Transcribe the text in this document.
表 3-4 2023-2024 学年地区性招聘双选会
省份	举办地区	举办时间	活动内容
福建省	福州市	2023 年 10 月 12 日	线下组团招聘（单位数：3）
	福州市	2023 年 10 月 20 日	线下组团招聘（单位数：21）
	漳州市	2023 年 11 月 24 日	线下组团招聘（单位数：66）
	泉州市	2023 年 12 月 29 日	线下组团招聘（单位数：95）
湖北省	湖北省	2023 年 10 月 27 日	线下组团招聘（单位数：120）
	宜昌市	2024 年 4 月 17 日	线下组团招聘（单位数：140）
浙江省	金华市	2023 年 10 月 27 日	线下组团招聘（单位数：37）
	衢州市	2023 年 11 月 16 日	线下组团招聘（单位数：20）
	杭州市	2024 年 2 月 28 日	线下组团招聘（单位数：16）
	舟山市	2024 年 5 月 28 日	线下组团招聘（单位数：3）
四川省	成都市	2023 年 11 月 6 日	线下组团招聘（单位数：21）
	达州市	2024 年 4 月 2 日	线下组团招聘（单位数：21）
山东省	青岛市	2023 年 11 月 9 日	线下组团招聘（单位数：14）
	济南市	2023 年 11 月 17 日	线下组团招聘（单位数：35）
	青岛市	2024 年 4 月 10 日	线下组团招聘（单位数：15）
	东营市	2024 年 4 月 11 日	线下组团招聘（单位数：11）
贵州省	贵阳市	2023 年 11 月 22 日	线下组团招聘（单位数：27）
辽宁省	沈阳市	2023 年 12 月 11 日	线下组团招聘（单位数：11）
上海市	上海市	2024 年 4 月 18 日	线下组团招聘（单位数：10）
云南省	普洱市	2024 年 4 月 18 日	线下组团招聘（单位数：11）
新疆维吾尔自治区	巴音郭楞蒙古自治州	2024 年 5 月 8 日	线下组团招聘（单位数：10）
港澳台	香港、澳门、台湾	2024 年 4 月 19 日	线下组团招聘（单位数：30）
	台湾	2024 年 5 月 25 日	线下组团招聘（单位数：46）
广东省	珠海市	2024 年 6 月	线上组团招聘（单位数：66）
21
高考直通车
-------
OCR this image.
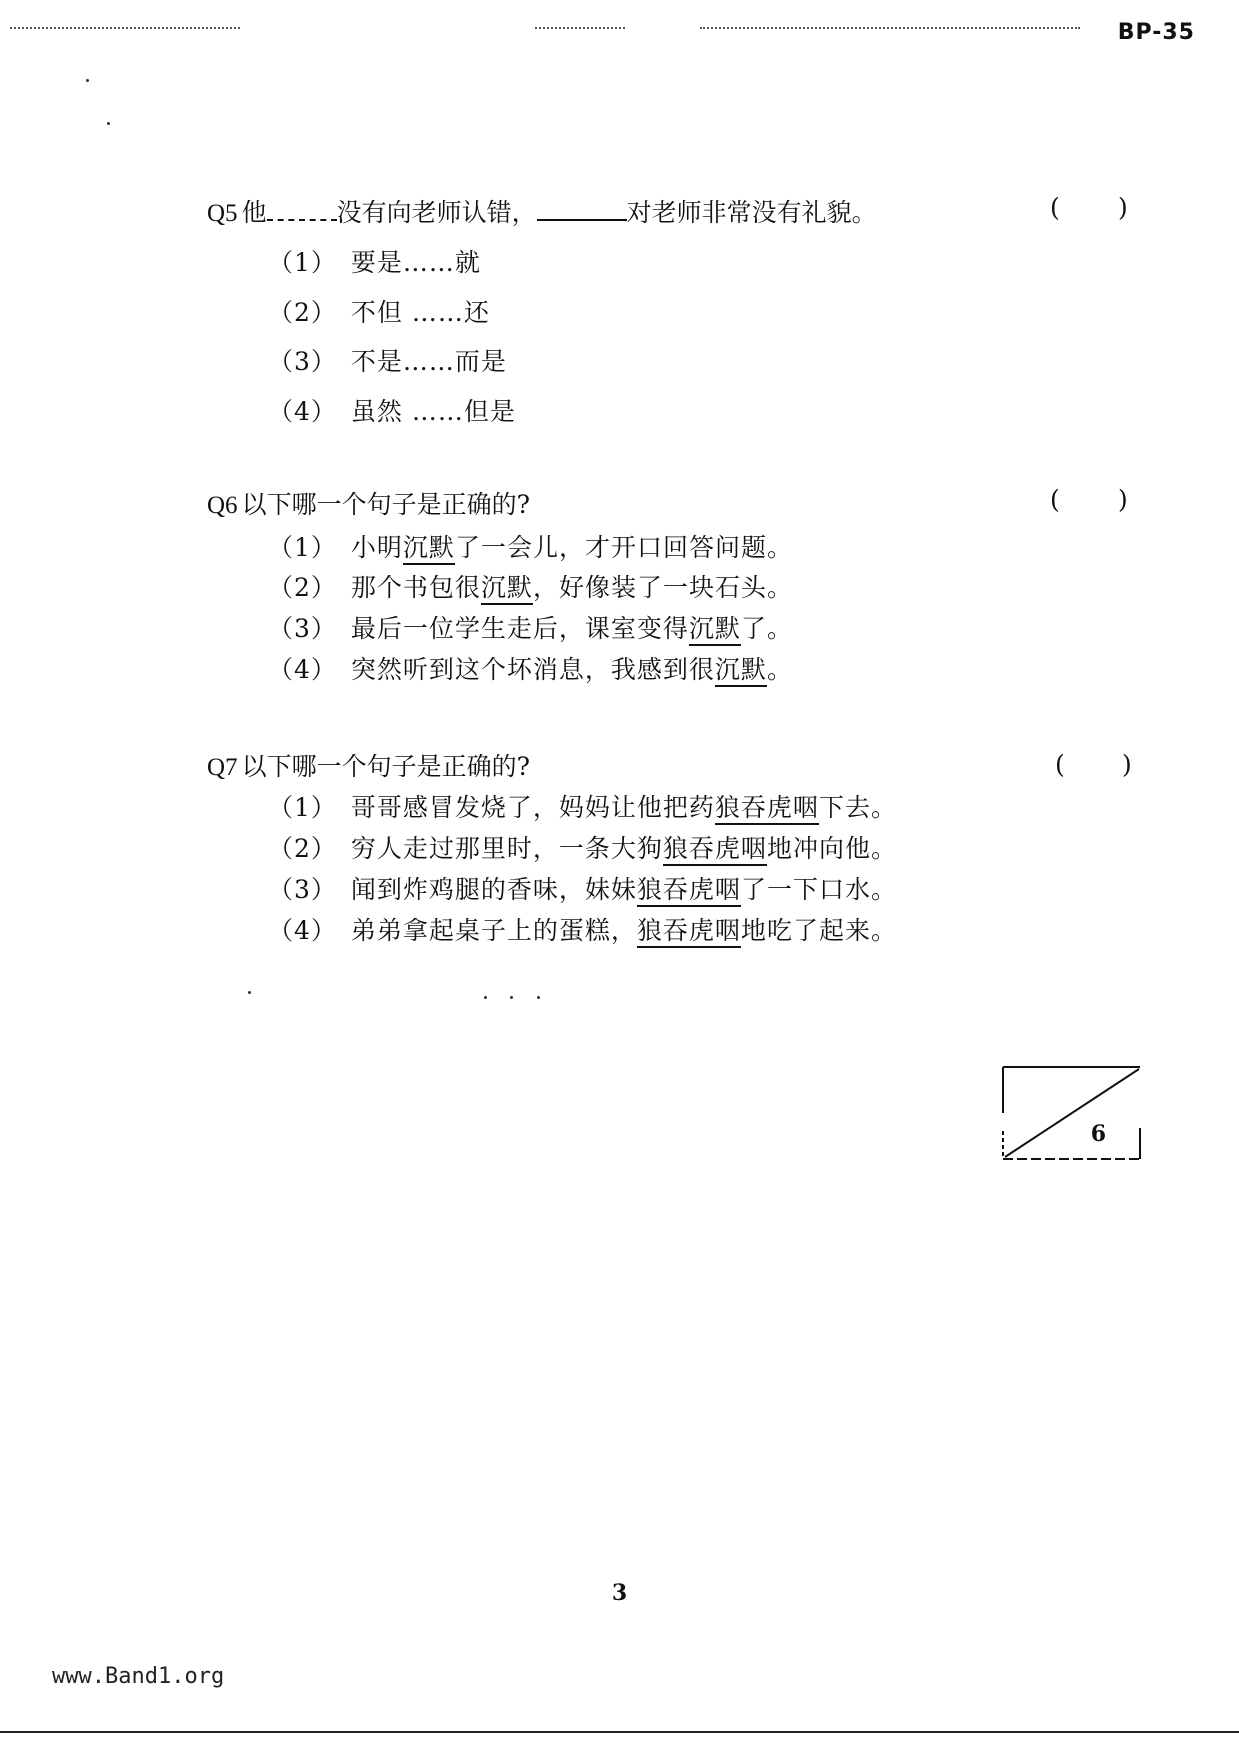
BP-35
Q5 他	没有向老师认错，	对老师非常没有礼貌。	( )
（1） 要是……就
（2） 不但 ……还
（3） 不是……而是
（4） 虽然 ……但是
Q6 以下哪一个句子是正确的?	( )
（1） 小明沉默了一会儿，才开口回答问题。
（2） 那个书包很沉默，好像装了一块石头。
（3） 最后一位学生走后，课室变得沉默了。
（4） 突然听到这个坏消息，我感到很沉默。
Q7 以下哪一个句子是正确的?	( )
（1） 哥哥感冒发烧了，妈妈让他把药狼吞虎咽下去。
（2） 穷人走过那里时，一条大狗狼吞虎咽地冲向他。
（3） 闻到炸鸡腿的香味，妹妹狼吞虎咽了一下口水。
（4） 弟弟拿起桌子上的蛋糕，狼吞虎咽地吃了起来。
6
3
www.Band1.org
-------
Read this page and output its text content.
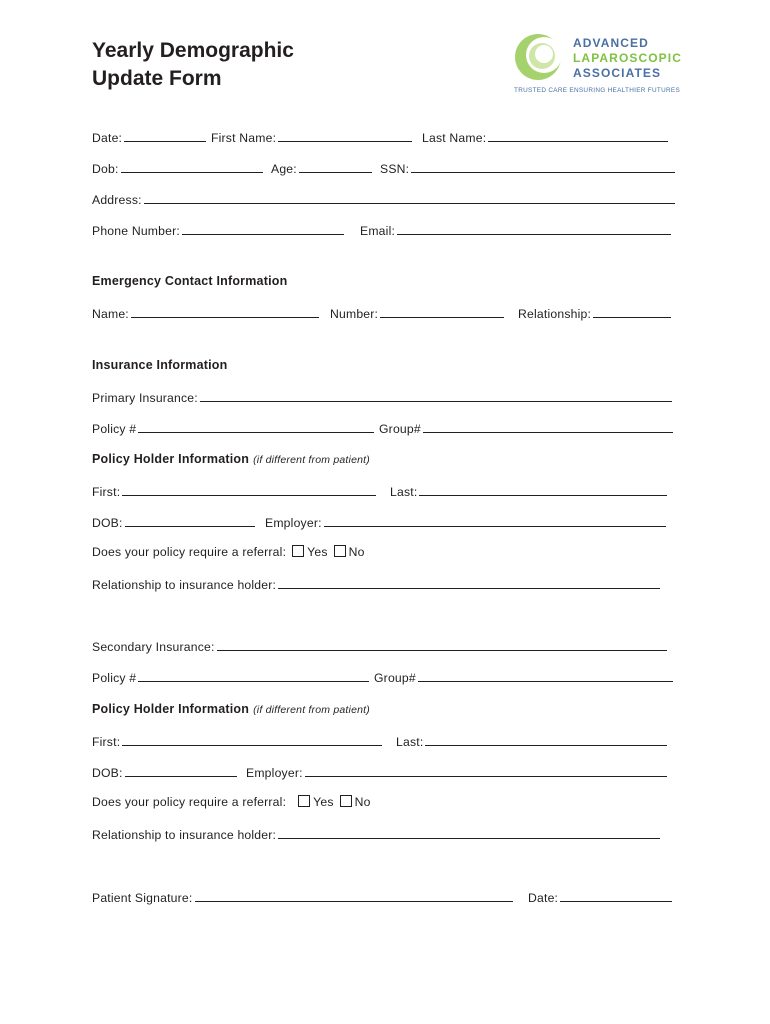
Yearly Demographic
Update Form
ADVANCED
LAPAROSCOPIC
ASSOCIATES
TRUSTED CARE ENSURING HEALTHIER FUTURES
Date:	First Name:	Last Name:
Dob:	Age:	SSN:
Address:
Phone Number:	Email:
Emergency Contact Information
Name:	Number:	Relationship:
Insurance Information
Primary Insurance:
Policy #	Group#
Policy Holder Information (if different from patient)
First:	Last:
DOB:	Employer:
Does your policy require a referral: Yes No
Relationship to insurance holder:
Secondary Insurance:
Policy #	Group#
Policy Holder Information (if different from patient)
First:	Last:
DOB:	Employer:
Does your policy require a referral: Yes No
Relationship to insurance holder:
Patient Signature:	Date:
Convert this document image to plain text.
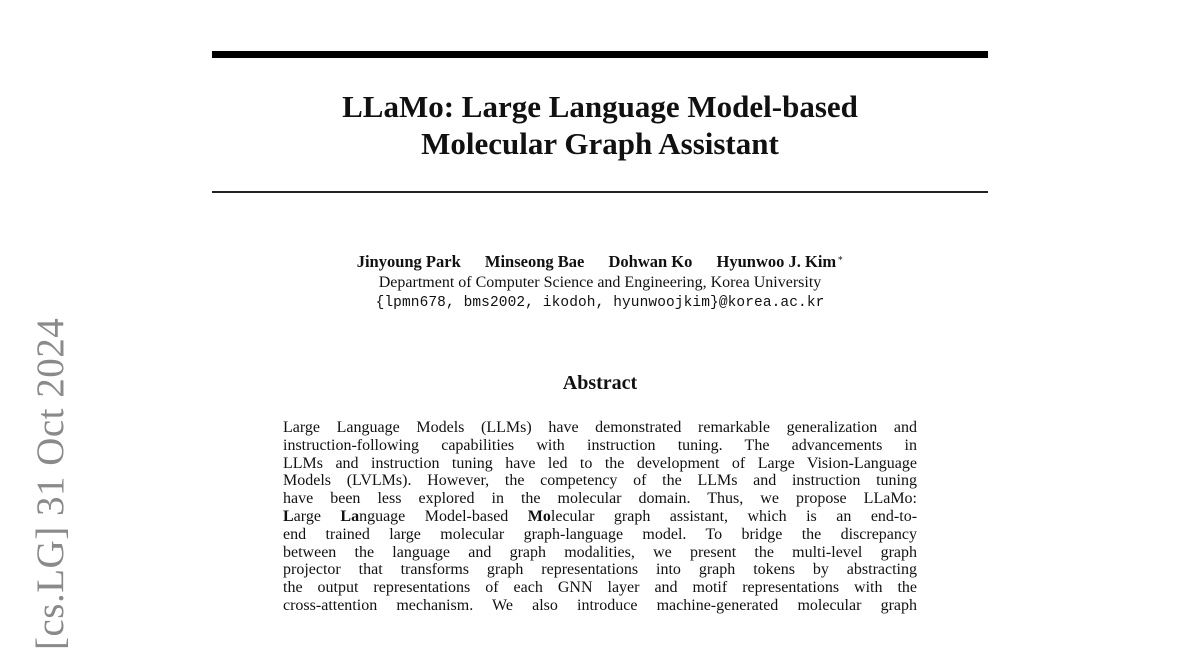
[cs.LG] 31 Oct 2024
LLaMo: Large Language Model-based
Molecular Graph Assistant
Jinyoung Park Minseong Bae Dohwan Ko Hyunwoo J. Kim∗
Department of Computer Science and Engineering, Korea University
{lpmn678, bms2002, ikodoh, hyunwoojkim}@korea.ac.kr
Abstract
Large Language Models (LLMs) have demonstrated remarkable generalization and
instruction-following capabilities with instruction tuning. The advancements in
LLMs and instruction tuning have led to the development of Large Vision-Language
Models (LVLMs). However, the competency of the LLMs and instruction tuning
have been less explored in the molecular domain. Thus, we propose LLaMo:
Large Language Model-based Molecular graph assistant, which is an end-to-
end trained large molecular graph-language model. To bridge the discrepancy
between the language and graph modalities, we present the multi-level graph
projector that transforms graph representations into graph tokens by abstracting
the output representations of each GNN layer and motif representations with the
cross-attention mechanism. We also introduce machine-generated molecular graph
-------
◆ Exercise objective ◆
For each line above that contains the word "image", copy that line.

◆ Solution for this task ◆
OCR this image.
Convert this document image to plain text.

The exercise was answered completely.